[Written instruction]
Lay out the lines below as a numbered list, skipping any blank ones.

[Materials provided]
START

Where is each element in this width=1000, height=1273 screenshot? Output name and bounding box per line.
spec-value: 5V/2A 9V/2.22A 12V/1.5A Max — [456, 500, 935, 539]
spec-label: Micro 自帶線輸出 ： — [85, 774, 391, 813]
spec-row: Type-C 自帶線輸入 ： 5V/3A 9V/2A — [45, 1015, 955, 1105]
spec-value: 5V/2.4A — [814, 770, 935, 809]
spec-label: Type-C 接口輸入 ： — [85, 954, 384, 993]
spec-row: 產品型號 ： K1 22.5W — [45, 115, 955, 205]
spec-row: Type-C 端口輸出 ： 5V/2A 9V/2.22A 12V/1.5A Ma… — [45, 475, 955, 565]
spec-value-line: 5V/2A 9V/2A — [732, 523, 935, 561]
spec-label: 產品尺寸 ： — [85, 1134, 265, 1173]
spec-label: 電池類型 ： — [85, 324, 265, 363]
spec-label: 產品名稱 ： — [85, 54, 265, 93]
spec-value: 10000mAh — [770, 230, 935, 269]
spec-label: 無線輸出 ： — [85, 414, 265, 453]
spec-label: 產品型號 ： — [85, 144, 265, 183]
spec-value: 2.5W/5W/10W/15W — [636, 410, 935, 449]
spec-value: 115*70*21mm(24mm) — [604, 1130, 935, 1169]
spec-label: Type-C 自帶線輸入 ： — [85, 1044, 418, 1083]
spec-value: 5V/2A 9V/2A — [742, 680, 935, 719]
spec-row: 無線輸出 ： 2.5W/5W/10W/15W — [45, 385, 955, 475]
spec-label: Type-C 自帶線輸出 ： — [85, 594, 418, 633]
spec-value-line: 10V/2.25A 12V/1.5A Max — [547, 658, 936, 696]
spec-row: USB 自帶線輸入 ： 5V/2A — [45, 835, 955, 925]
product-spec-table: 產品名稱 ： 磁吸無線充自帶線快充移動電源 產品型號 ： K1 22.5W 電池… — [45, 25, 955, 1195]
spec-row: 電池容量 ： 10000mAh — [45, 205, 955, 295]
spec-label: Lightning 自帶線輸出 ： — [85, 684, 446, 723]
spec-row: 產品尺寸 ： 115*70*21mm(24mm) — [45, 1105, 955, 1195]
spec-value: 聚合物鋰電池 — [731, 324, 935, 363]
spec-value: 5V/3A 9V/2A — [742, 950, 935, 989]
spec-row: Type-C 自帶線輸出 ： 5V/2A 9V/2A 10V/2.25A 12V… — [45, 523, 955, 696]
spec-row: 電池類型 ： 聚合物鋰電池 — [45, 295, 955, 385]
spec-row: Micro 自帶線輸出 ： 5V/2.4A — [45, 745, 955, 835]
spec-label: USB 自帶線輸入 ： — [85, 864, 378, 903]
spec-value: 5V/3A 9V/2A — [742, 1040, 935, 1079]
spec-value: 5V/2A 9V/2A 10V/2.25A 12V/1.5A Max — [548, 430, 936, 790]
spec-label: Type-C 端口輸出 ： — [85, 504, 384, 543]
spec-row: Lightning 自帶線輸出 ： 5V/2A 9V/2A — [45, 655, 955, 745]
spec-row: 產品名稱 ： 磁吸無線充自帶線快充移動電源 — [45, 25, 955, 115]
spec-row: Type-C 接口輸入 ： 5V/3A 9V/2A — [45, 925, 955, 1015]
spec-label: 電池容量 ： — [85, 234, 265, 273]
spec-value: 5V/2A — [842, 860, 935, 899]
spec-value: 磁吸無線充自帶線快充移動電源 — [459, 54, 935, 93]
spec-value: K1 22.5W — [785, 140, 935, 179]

END

[Correct answer]
1. Where is each element in this width=1000, height=1273 screenshot? Output name and bounding box per line.
2. spec-value: 5V/2A 9V/2.22A 12V/1.5A Max — [456, 500, 935, 539]
3. spec-label: Micro 自帶線輸出 ： — [85, 774, 391, 813]
4. spec-row: Type-C 自帶線輸入 ： 5V/3A 9V/2A — [45, 1015, 955, 1105]
5. spec-value: 5V/2.4A — [814, 770, 935, 809]
6. spec-label: Type-C 接口輸入 ： — [85, 954, 384, 993]
7. spec-row: 產品型號 ： K1 22.5W — [45, 115, 955, 205]
8. spec-row: Type-C 端口輸出 ： 5V/2A 9V/2.22A 12V/1.5A Ma… — [45, 475, 955, 565]
9. spec-value-line: 5V/2A 9V/2A — [732, 523, 935, 561]
10. spec-label: 產品尺寸 ： — [85, 1134, 265, 1173]
11. spec-label: 電池類型 ： — [85, 324, 265, 363]
12. spec-label: 產品名稱 ： — [85, 54, 265, 93]
13. spec-value: 10000mAh — [770, 230, 935, 269]
14. spec-label: 無線輸出 ： — [85, 414, 265, 453]
15. spec-label: 產品型號 ： — [85, 144, 265, 183]
16. spec-value: 2.5W/5W/10W/15W — [636, 410, 935, 449]
17. spec-value: 115*70*21mm(24mm) — [604, 1130, 935, 1169]
18. spec-label: Type-C 自帶線輸入 ： — [85, 1044, 418, 1083]
19. spec-value: 5V/2A 9V/2A — [742, 680, 935, 719]
20. spec-row: 無線輸出 ： 2.5W/5W/10W/15W — [45, 385, 955, 475]
21. spec-label: Type-C 自帶線輸出 ： — [85, 594, 418, 633]
22. spec-value-line: 10V/2.25A 12V/1.5A Max — [547, 658, 936, 696]
23. spec-row: USB 自帶線輸入 ： 5V/2A — [45, 835, 955, 925]
24. product-spec-table: 產品名稱 ： 磁吸無線充自帶線快充移動電源 產品型號 ： K1 22.5W 電池… — [45, 25, 955, 1195]
25. spec-row: 電池容量 ： 10000mAh — [45, 205, 955, 295]
26. spec-label: Lightning 自帶線輸出 ： — [85, 684, 446, 723]
27. spec-row: 產品尺寸 ： 115*70*21mm(24mm) — [45, 1105, 955, 1195]
28. spec-value: 聚合物鋰電池 — [731, 324, 935, 363]
29. spec-value: 5V/3A 9V/2A — [742, 950, 935, 989]
30. spec-row: Type-C 自帶線輸出 ： 5V/2A 9V/2A 10V/2.25A 12V… — [45, 523, 955, 696]
31. spec-row: 電池類型 ： 聚合物鋰電池 — [45, 295, 955, 385]
32. spec-row: Micro 自帶線輸出 ： 5V/2.4A — [45, 745, 955, 835]
33. spec-label: USB 自帶線輸入 ： — [85, 864, 378, 903]
34. spec-value: 5V/3A 9V/2A — [742, 1040, 935, 1079]
35. spec-value: 5V/2A 9V/2A 10V/2.25A 12V/1.5A Max — [548, 430, 936, 790]
36. spec-label: Type-C 端口輸出 ： — [85, 504, 384, 543]
37. spec-row: Lightning 自帶線輸出 ： 5V/2A 9V/2A — [45, 655, 955, 745]
38. spec-row: 產品名稱 ： 磁吸無線充自帶線快充移動電源 — [45, 25, 955, 115]
39. spec-row: Type-C 接口輸入 ： 5V/3A 9V/2A — [45, 925, 955, 1015]
40. spec-label: 電池容量 ： — [85, 234, 265, 273]
41. spec-value: 5V/2A — [842, 860, 935, 899]
42. spec-value: 磁吸無線充自帶線快充移動電源 — [459, 54, 935, 93]
43. spec-value: K1 22.5W — [785, 140, 935, 179]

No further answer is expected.